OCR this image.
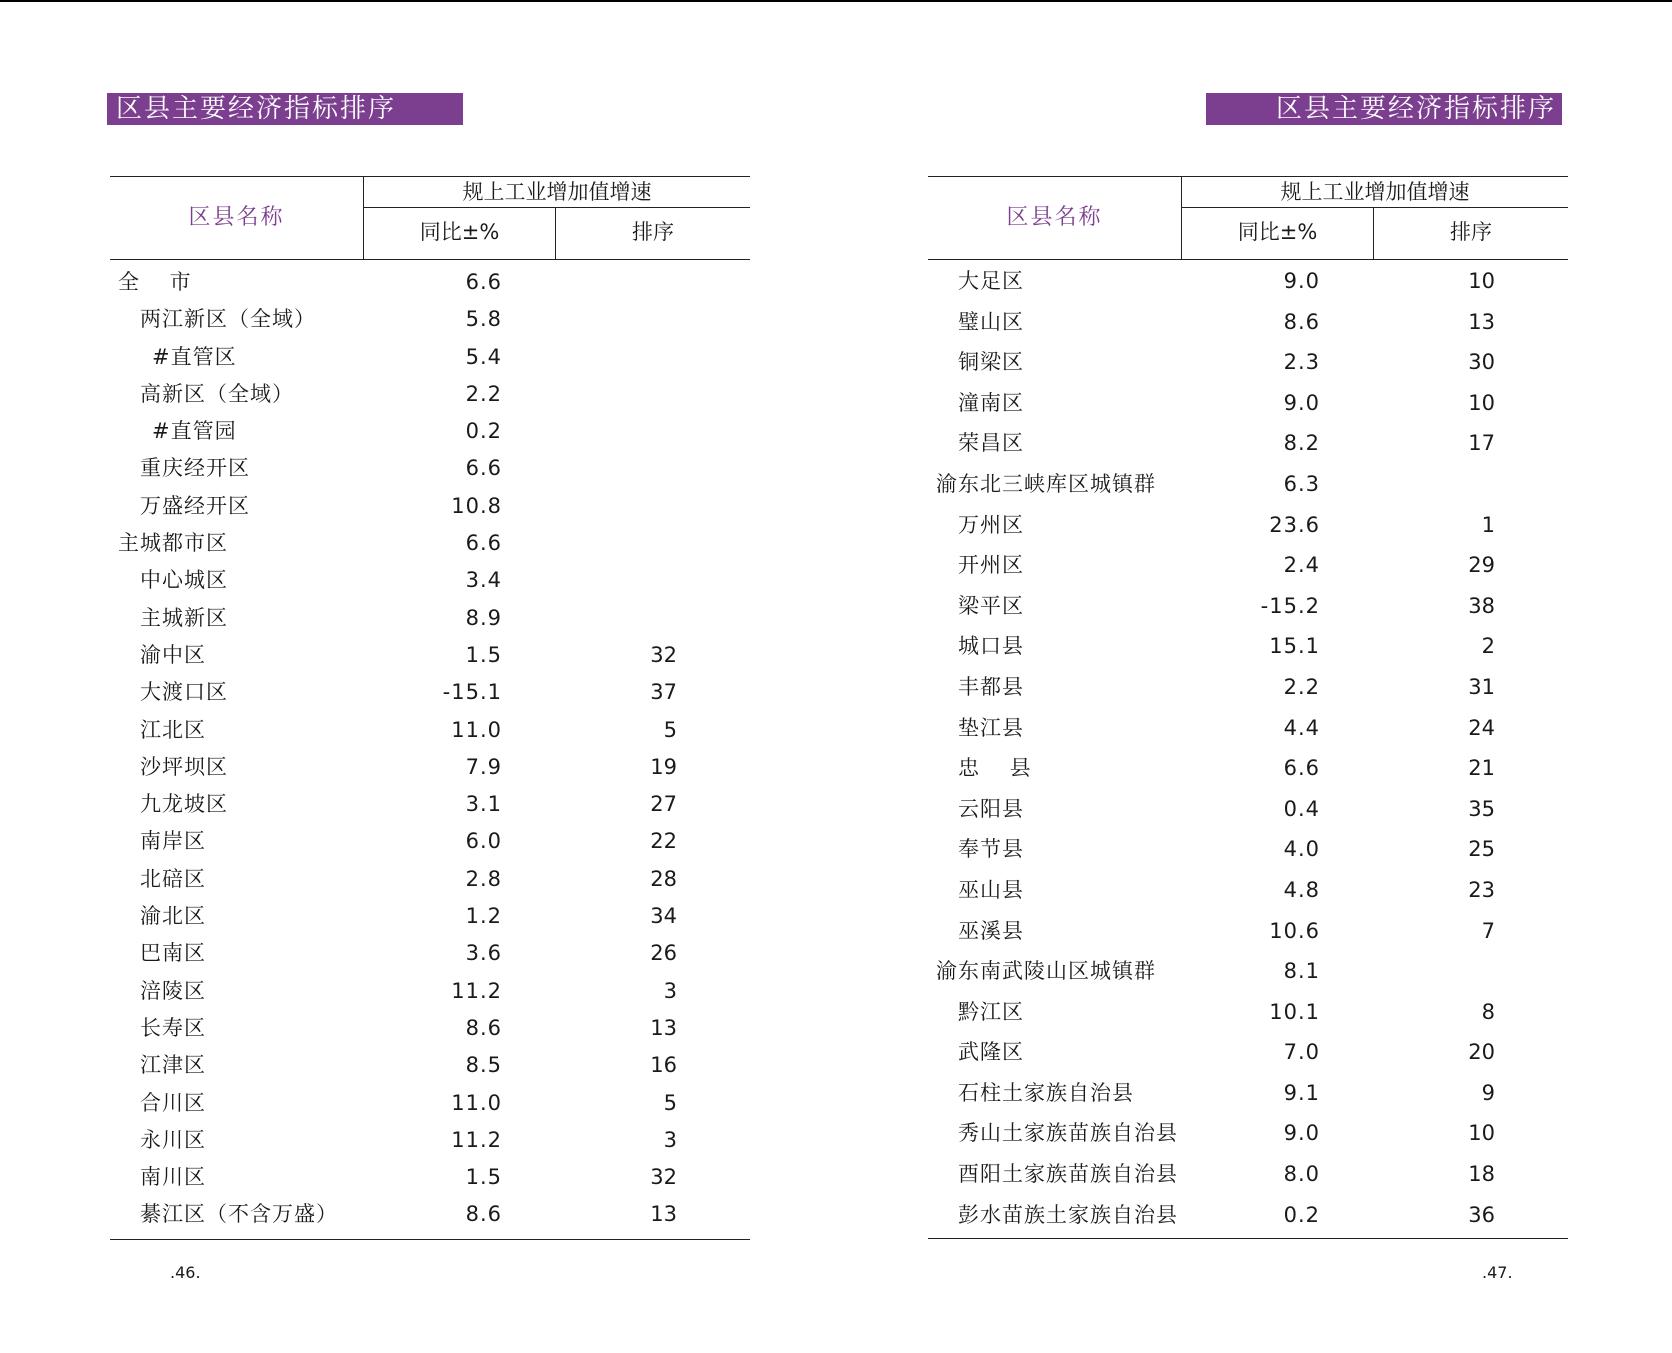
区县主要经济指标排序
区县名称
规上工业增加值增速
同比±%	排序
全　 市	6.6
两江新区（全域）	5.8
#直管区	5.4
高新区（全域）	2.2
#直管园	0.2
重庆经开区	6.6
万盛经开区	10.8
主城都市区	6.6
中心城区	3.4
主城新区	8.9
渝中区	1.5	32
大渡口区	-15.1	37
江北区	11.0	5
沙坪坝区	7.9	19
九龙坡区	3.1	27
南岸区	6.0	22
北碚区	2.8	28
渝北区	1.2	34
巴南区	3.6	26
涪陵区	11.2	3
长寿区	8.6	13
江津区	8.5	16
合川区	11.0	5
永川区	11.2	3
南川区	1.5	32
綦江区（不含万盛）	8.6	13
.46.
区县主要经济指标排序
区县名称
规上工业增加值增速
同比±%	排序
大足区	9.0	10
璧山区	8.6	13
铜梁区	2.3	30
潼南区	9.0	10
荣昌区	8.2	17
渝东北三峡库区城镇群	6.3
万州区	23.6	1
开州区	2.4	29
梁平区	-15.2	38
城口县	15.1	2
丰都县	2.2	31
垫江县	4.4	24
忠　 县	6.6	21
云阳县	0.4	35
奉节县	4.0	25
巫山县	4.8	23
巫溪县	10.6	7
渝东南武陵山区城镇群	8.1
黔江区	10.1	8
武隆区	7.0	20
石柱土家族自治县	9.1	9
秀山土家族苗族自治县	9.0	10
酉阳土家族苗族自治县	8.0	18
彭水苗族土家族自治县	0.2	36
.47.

WORK TO COMPLETE ▸ All records above are to be printed exactly, minus the pictures they contain.

RESULT BELOW ▸
OCR this image.
区县主要经济指标排序
区县名称
规上工业增加值增速
同比±%	排序
全　 市	6.6
两江新区（全域）	5.8
#直管区	5.4
高新区（全域）	2.2
#直管园	0.2
重庆经开区	6.6
万盛经开区	10.8
主城都市区	6.6
中心城区	3.4
主城新区	8.9
渝中区	1.5	32
大渡口区	-15.1	37
江北区	11.0	5
沙坪坝区	7.9	19
九龙坡区	3.1	27
南岸区	6.0	22
北碚区	2.8	28
渝北区	1.2	34
巴南区	3.6	26
涪陵区	11.2	3
长寿区	8.6	13
江津区	8.5	16
合川区	11.0	5
永川区	11.2	3
南川区	1.5	32
綦江区（不含万盛）	8.6	13
.46.
区县主要经济指标排序
区县名称
规上工业增加值增速
同比±%	排序
大足区	9.0	10
璧山区	8.6	13
铜梁区	2.3	30
潼南区	9.0	10
荣昌区	8.2	17
渝东北三峡库区城镇群	6.3
万州区	23.6	1
开州区	2.4	29
梁平区	-15.2	38
城口县	15.1	2
丰都县	2.2	31
垫江县	4.4	24
忠　 县	6.6	21
云阳县	0.4	35
奉节县	4.0	25
巫山县	4.8	23
巫溪县	10.6	7
渝东南武陵山区城镇群	8.1
黔江区	10.1	8
武隆区	7.0	20
石柱土家族自治县	9.1	9
秀山土家族苗族自治县	9.0	10
酉阳土家族苗族自治县	8.0	18
彭水苗族土家族自治县	0.2	36
.47.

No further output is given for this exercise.